• _Exercise objective_: Repeat the listing in full. Nothing may be added or left out.

(Collected data)

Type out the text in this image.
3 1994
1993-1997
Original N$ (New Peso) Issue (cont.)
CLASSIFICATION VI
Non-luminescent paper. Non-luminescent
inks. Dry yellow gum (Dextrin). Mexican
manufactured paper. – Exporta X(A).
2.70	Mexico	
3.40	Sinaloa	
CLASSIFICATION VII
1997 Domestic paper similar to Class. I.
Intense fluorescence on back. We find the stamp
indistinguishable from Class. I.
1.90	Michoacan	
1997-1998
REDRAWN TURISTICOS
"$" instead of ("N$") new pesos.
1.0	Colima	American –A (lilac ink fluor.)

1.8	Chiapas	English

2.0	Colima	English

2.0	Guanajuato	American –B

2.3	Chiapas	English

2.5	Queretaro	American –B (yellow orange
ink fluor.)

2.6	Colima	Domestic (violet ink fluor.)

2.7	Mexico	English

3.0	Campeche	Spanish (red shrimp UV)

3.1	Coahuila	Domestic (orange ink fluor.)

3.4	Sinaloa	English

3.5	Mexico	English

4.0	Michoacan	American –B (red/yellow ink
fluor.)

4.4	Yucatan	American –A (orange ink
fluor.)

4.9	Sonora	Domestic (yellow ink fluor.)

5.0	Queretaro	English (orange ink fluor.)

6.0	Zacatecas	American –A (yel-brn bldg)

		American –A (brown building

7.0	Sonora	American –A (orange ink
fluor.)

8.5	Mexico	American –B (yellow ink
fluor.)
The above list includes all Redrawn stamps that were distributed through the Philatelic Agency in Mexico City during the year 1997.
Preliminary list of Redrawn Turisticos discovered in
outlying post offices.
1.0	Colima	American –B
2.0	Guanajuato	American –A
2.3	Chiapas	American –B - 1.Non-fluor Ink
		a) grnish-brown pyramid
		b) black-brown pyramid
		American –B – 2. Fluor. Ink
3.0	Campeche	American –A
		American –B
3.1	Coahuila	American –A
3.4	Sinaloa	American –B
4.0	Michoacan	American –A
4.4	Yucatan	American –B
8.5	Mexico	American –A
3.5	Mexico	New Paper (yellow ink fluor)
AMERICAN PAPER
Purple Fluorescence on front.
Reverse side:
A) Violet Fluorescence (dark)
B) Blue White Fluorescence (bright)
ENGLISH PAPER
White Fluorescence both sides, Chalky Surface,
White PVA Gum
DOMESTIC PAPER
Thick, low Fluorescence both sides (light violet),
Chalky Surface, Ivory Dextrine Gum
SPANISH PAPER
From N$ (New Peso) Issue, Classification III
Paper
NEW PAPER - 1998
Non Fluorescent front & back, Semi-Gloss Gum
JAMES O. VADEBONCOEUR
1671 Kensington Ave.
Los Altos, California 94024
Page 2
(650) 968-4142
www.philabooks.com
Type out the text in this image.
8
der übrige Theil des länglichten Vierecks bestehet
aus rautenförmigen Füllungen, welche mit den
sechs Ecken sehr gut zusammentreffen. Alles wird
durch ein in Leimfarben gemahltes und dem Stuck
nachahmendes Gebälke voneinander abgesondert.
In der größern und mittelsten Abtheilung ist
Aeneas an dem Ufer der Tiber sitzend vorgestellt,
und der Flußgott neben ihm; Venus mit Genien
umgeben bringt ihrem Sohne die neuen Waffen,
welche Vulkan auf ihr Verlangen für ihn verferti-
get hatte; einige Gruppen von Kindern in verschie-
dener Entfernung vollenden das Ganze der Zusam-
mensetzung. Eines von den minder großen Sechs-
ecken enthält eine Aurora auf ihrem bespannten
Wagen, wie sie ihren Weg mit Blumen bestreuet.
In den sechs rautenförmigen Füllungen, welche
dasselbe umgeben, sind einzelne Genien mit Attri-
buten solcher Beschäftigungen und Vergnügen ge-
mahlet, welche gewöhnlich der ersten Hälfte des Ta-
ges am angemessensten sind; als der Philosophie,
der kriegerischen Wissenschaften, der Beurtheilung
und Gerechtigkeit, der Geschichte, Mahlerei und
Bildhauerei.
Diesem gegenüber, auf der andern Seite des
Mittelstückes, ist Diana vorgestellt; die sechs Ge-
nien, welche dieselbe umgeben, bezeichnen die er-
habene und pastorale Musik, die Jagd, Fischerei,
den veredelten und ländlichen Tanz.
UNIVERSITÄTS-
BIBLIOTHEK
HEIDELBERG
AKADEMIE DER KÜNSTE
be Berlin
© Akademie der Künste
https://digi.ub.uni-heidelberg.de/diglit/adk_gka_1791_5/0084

• _Full response_:
Type out the text in this image.
3 1994
1993-1997
Original N$ (New Peso) Issue (cont.)
CLASSIFICATION VI
Non-luminescent paper. Non-luminescent
inks. Dry yellow gum (Dextrin). Mexican
manufactured paper. – Exporta X(A).
2.70	Mexico	
3.40	Sinaloa	
CLASSIFICATION VII
1997 Domestic paper similar to Class. I.
Intense fluorescence on back. We find the stamp
indistinguishable from Class. I.
1.90	Michoacan	
1997-1998
REDRAWN TURISTICOS
"$" instead of ("N$") new pesos.
1.0	Colima	American –A (lilac ink fluor.)

1.8	Chiapas	English

2.0	Colima	English

2.0	Guanajuato	American –B

2.3	Chiapas	English

2.5	Queretaro	American –B (yellow orange
ink fluor.)

2.6	Colima	Domestic (violet ink fluor.)

2.7	Mexico	English

3.0	Campeche	Spanish (red shrimp UV)

3.1	Coahuila	Domestic (orange ink fluor.)

3.4	Sinaloa	English

3.5	Mexico	English

4.0	Michoacan	American –B (red/yellow ink
fluor.)

4.4	Yucatan	American –A (orange ink
fluor.)

4.9	Sonora	Domestic (yellow ink fluor.)

5.0	Queretaro	English (orange ink fluor.)

6.0	Zacatecas	American –A (yel-brn bldg)

		American –A (brown building

7.0	Sonora	American –A (orange ink
fluor.)

8.5	Mexico	American –B (yellow ink
fluor.)
The above list includes all Redrawn stamps that were distributed through the Philatelic Agency in Mexico City during the year 1997.
Preliminary list of Redrawn Turisticos discovered in
outlying post offices.
1.0	Colima	American –B
2.0	Guanajuato	American –A
2.3	Chiapas	American –B - 1.Non-fluor Ink
		a) grnish-brown pyramid
		b) black-brown pyramid
		American –B – 2. Fluor. Ink
3.0	Campeche	American –A
		American –B
3.1	Coahuila	American –A
3.4	Sinaloa	American –B
4.0	Michoacan	American –A
4.4	Yucatan	American –B
8.5	Mexico	American –A
3.5	Mexico	New Paper (yellow ink fluor)
AMERICAN PAPER
Purple Fluorescence on front.
Reverse side:
A) Violet Fluorescence (dark)
B) Blue White Fluorescence (bright)
ENGLISH PAPER
White Fluorescence both sides, Chalky Surface,
White PVA Gum
DOMESTIC PAPER
Thick, low Fluorescence both sides (light violet),
Chalky Surface, Ivory Dextrine Gum
SPANISH PAPER
From N$ (New Peso) Issue, Classification III
Paper
NEW PAPER - 1998
Non Fluorescent front & back, Semi-Gloss Gum
JAMES O. VADEBONCOEUR
1671 Kensington Ave.
Los Altos, California 94024
Page 2
(650) 968-4142
www.philabooks.com
Type out the text in this image.
8
der übrige Theil des länglichten Vierecks bestehet
aus rautenförmigen Füllungen, welche mit den
sechs Ecken sehr gut zusammentreffen. Alles wird
durch ein in Leimfarben gemahltes und dem Stuck
nachahmendes Gebälke voneinander abgesondert.
In der größern und mittelsten Abtheilung ist
Aeneas an dem Ufer der Tiber sitzend vorgestellt,
und der Flußgott neben ihm; Venus mit Genien
umgeben bringt ihrem Sohne die neuen Waffen,
welche Vulkan auf ihr Verlangen für ihn verferti-
get hatte; einige Gruppen von Kindern in verschie-
dener Entfernung vollenden das Ganze der Zusam-
mensetzung. Eines von den minder großen Sechs-
ecken enthält eine Aurora auf ihrem bespannten
Wagen, wie sie ihren Weg mit Blumen bestreuet.
In den sechs rautenförmigen Füllungen, welche
dasselbe umgeben, sind einzelne Genien mit Attri-
buten solcher Beschäftigungen und Vergnügen ge-
mahlet, welche gewöhnlich der ersten Hälfte des Ta-
ges am angemessensten sind; als der Philosophie,
der kriegerischen Wissenschaften, der Beurtheilung
und Gerechtigkeit, der Geschichte, Mahlerei und
Bildhauerei.
Diesem gegenüber, auf der andern Seite des
Mittelstückes, ist Diana vorgestellt; die sechs Ge-
nien, welche dieselbe umgeben, bezeichnen die er-
habene und pastorale Musik, die Jagd, Fischerei,
den veredelten und ländlichen Tanz.
UNIVERSITÄTS-
BIBLIOTHEK
HEIDELBERG
AKADEMIE DER KÜNSTE
be Berlin
© Akademie der Künste
https://digi.ub.uni-heidelberg.de/diglit/adk_gka_1791_5/0084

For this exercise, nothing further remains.